The exercise: Set down every record once more, exactly as given.

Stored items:

****************************************

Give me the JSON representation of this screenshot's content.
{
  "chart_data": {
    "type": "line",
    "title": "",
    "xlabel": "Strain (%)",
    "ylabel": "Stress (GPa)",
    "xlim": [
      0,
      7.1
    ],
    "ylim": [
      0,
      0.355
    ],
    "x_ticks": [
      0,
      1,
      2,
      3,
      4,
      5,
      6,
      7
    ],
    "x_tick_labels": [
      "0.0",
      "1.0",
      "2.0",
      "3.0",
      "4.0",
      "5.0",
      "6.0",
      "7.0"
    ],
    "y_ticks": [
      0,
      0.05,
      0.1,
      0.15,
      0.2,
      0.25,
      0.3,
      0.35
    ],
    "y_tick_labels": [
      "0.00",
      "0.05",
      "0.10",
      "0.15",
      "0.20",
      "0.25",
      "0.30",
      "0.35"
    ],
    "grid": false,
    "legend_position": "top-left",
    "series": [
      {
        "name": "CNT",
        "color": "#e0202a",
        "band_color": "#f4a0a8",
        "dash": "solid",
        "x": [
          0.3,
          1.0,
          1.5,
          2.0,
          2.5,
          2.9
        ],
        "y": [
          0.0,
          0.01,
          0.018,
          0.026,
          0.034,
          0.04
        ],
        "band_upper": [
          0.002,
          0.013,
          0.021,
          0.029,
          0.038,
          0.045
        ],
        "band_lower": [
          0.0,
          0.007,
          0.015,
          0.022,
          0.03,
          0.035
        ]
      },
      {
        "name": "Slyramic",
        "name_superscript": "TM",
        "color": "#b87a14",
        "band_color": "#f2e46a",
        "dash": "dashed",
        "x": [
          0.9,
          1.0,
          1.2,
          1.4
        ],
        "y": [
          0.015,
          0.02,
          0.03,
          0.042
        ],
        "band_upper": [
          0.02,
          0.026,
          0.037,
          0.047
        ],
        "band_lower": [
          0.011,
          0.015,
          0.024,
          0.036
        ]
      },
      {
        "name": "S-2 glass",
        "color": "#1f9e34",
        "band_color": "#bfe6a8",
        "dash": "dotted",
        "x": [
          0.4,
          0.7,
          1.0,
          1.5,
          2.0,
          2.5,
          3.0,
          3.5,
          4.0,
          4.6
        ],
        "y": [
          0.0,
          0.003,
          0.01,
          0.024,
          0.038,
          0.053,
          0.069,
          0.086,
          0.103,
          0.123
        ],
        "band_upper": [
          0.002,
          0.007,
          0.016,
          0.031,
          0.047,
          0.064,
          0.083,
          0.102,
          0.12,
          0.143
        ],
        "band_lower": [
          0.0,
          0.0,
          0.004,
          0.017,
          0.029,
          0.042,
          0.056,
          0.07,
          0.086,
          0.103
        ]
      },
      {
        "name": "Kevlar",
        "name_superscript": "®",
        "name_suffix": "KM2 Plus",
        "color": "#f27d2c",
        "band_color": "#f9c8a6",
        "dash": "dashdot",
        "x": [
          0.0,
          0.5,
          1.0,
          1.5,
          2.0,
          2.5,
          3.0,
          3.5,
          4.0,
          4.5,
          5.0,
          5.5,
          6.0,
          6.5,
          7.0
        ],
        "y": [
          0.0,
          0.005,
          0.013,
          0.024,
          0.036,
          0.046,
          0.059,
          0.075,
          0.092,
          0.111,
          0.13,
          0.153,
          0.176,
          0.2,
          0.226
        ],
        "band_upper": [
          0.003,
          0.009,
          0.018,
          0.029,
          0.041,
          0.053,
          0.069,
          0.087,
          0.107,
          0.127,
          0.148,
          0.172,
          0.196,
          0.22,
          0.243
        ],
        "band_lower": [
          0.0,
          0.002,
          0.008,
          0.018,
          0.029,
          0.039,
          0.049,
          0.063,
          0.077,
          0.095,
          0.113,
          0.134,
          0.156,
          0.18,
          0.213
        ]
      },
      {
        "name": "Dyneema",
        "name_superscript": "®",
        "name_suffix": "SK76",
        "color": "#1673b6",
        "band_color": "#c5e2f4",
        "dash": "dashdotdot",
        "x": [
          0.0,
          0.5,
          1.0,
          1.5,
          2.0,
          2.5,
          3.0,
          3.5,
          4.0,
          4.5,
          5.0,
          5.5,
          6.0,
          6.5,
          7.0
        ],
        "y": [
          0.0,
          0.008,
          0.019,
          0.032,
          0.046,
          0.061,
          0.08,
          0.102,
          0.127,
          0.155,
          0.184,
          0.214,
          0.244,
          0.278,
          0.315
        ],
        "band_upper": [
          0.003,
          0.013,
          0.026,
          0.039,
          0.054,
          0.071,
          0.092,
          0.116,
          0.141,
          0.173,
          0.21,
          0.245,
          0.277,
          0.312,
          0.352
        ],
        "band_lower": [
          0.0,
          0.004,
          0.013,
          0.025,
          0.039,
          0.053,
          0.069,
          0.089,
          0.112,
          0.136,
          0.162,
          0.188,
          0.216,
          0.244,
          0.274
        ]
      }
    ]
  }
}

****************************************

Response to this exercise:
Give me the JSON representation of this screenshot's content.
{
  "chart_data": {
    "type": "line",
    "title": "",
    "xlabel": "Strain (%)",
    "ylabel": "Stress (GPa)",
    "xlim": [
      0,
      7.1
    ],
    "ylim": [
      0,
      0.355
    ],
    "x_ticks": [
      0,
      1,
      2,
      3,
      4,
      5,
      6,
      7
    ],
    "x_tick_labels": [
      "0.0",
      "1.0",
      "2.0",
      "3.0",
      "4.0",
      "5.0",
      "6.0",
      "7.0"
    ],
    "y_ticks": [
      0,
      0.05,
      0.1,
      0.15,
      0.2,
      0.25,
      0.3,
      0.35
    ],
    "y_tick_labels": [
      "0.00",
      "0.05",
      "0.10",
      "0.15",
      "0.20",
      "0.25",
      "0.30",
      "0.35"
    ],
    "grid": false,
    "legend_position": "top-left",
    "series": [
      {
        "name": "CNT",
        "color": "#e0202a",
        "band_color": "#f4a0a8",
        "dash": "solid",
        "x": [
          0.3,
          1.0,
          1.5,
          2.0,
          2.5,
          2.9
        ],
        "y": [
          0.0,
          0.01,
          0.018,
          0.026,
          0.034,
          0.04
        ],
        "band_upper": [
          0.002,
          0.013,
          0.021,
          0.029,
          0.038,
          0.045
        ],
        "band_lower": [
          0.0,
          0.007,
          0.015,
          0.022,
          0.03,
          0.035
        ]
      },
      {
        "name": "Slyramic",
        "name_superscript": "TM",
        "color": "#b87a14",
        "band_color": "#f2e46a",
        "dash": "dashed",
        "x": [
          0.9,
          1.0,
          1.2,
          1.4
        ],
        "y": [
          0.015,
          0.02,
          0.03,
          0.042
        ],
        "band_upper": [
          0.02,
          0.026,
          0.037,
          0.047
        ],
        "band_lower": [
          0.011,
          0.015,
          0.024,
          0.036
        ]
      },
      {
        "name": "S-2 glass",
        "color": "#1f9e34",
        "band_color": "#bfe6a8",
        "dash": "dotted",
        "x": [
          0.4,
          0.7,
          1.0,
          1.5,
          2.0,
          2.5,
          3.0,
          3.5,
          4.0,
          4.6
        ],
        "y": [
          0.0,
          0.003,
          0.01,
          0.024,
          0.038,
          0.053,
          0.069,
          0.086,
          0.103,
          0.123
        ],
        "band_upper": [
          0.002,
          0.007,
          0.016,
          0.031,
          0.047,
          0.064,
          0.083,
          0.102,
          0.12,
          0.143
        ],
        "band_lower": [
          0.0,
          0.0,
          0.004,
          0.017,
          0.029,
          0.042,
          0.056,
          0.07,
          0.086,
          0.103
        ]
      },
      {
        "name": "Kevlar",
        "name_superscript": "®",
        "name_suffix": "KM2 Plus",
        "color": "#f27d2c",
        "band_color": "#f9c8a6",
        "dash": "dashdot",
        "x": [
          0.0,
          0.5,
          1.0,
          1.5,
          2.0,
          2.5,
          3.0,
          3.5,
          4.0,
          4.5,
          5.0,
          5.5,
          6.0,
          6.5,
          7.0
        ],
        "y": [
          0.0,
          0.005,
          0.013,
          0.024,
          0.036,
          0.046,
          0.059,
          0.075,
          0.092,
          0.111,
          0.13,
          0.153,
          0.176,
          0.2,
          0.226
        ],
        "band_upper": [
          0.003,
          0.009,
          0.018,
          0.029,
          0.041,
          0.053,
          0.069,
          0.087,
          0.107,
          0.127,
          0.148,
          0.172,
          0.196,
          0.22,
          0.243
        ],
        "band_lower": [
          0.0,
          0.002,
          0.008,
          0.018,
          0.029,
          0.039,
          0.049,
          0.063,
          0.077,
          0.095,
          0.113,
          0.134,
          0.156,
          0.18,
          0.213
        ]
      },
      {
        "name": "Dyneema",
        "name_superscript": "®",
        "name_suffix": "SK76",
        "color": "#1673b6",
        "band_color": "#c5e2f4",
        "dash": "dashdotdot",
        "x": [
          0.0,
          0.5,
          1.0,
          1.5,
          2.0,
          2.5,
          3.0,
          3.5,
          4.0,
          4.5,
          5.0,
          5.5,
          6.0,
          6.5,
          7.0
        ],
        "y": [
          0.0,
          0.008,
          0.019,
          0.032,
          0.046,
          0.061,
          0.08,
          0.102,
          0.127,
          0.155,
          0.184,
          0.214,
          0.244,
          0.278,
          0.315
        ],
        "band_upper": [
          0.003,
          0.013,
          0.026,
          0.039,
          0.054,
          0.071,
          0.092,
          0.116,
          0.141,
          0.173,
          0.21,
          0.245,
          0.277,
          0.312,
          0.352
        ],
        "band_lower": [
          0.0,
          0.004,
          0.013,
          0.025,
          0.039,
          0.053,
          0.069,
          0.089,
          0.112,
          0.136,
          0.162,
          0.188,
          0.216,
          0.244,
          0.274
        ]
      }
    ]
  }
}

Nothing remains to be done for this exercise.